> [Dataset rows]:
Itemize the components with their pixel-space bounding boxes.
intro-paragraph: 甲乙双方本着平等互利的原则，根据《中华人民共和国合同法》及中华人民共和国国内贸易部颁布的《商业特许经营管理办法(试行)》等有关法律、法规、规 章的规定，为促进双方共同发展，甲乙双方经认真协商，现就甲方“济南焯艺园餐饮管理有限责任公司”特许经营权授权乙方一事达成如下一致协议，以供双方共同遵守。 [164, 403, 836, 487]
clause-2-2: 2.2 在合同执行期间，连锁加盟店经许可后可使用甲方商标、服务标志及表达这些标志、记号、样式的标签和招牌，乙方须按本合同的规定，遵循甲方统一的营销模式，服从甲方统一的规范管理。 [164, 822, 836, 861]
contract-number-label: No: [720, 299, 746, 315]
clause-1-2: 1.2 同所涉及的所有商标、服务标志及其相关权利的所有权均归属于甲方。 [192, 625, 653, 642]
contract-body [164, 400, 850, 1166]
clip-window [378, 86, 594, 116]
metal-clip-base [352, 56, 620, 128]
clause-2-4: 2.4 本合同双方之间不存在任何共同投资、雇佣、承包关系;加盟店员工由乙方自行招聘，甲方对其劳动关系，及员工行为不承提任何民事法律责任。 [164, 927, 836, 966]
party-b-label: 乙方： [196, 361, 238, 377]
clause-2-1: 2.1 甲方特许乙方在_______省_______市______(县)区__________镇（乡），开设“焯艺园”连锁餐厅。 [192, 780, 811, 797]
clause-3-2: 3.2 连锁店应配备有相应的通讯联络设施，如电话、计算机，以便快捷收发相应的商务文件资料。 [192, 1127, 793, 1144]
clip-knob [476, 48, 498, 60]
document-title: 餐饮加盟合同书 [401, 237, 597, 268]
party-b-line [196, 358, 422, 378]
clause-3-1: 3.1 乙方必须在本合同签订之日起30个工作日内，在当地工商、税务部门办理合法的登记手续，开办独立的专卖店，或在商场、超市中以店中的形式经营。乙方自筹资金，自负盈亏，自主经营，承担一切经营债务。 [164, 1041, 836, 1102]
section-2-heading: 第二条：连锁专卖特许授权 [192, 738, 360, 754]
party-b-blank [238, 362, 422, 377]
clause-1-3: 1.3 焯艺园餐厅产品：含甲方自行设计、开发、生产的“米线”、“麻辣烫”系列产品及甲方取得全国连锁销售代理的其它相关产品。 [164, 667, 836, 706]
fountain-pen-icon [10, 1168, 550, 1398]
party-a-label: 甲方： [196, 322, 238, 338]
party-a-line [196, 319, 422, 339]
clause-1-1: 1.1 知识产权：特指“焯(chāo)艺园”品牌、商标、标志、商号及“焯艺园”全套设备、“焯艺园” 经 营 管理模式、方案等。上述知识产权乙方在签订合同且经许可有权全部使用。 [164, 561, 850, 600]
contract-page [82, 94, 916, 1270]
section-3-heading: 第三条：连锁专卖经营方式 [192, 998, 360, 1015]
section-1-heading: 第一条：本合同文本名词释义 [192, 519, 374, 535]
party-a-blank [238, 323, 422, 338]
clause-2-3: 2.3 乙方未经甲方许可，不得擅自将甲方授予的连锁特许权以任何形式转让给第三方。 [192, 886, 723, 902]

> [What the task asks]: Reproduce the entire listing above verbatim, from its first line through its last, without altering any character.

> [Response to this exercise]:
Itemize the components with their pixel-space bounding boxes.
intro-paragraph: 甲乙双方本着平等互利的原则，根据《中华人民共和国合同法》及中华人民共和国国内贸易部颁布的《商业特许经营管理办法(试行)》等有关法律、法规、规 章的规定，为促进双方共同发展，甲乙双方经认真协商，现就甲方“济南焯艺园餐饮管理有限责任公司”特许经营权授权乙方一事达成如下一致协议，以供双方共同遵守。 [164, 403, 836, 487]
clause-2-2: 2.2 在合同执行期间，连锁加盟店经许可后可使用甲方商标、服务标志及表达这些标志、记号、样式的标签和招牌，乙方须按本合同的规定，遵循甲方统一的营销模式，服从甲方统一的规范管理。 [164, 822, 836, 861]
contract-number-label: No: [720, 299, 746, 315]
clause-1-2: 1.2 同所涉及的所有商标、服务标志及其相关权利的所有权均归属于甲方。 [192, 625, 653, 642]
contract-body [164, 400, 850, 1166]
clip-window [378, 86, 594, 116]
metal-clip-base [352, 56, 620, 128]
clause-2-4: 2.4 本合同双方之间不存在任何共同投资、雇佣、承包关系;加盟店员工由乙方自行招聘，甲方对其劳动关系，及员工行为不承提任何民事法律责任。 [164, 927, 836, 966]
party-b-label: 乙方： [196, 361, 238, 377]
clause-2-1: 2.1 甲方特许乙方在_______省_______市______(县)区__________镇（乡），开设“焯艺园”连锁餐厅。 [192, 780, 811, 797]
clause-3-2: 3.2 连锁店应配备有相应的通讯联络设施，如电话、计算机，以便快捷收发相应的商务文件资料。 [192, 1127, 793, 1144]
clip-knob [476, 48, 498, 60]
document-title: 餐饮加盟合同书 [401, 237, 597, 268]
party-b-line [196, 358, 422, 378]
clause-3-1: 3.1 乙方必须在本合同签订之日起30个工作日内，在当地工商、税务部门办理合法的登记手续，开办独立的专卖店，或在商场、超市中以店中的形式经营。乙方自筹资金，自负盈亏，自主经营，承担一切经营债务。 [164, 1041, 836, 1102]
section-2-heading: 第二条：连锁专卖特许授权 [192, 738, 360, 754]
party-b-blank [238, 362, 422, 377]
clause-1-3: 1.3 焯艺园餐厅产品：含甲方自行设计、开发、生产的“米线”、“麻辣烫”系列产品及甲方取得全国连锁销售代理的其它相关产品。 [164, 667, 836, 706]
fountain-pen-icon [10, 1168, 550, 1398]
party-a-label: 甲方： [196, 322, 238, 338]
party-a-line [196, 319, 422, 339]
clause-1-1: 1.1 知识产权：特指“焯(chāo)艺园”品牌、商标、标志、商号及“焯艺园”全套设备、“焯艺园” 经 营 管理模式、方案等。上述知识产权乙方在签订合同且经许可有权全部使用。 [164, 561, 850, 600]
contract-page [82, 94, 916, 1270]
section-3-heading: 第三条：连锁专卖经营方式 [192, 998, 360, 1015]
section-1-heading: 第一条：本合同文本名词释义 [192, 519, 374, 535]
party-a-blank [238, 323, 422, 338]
clause-2-3: 2.3 乙方未经甲方许可，不得擅自将甲方授予的连锁特许权以任何形式转让给第三方。 [192, 886, 723, 902]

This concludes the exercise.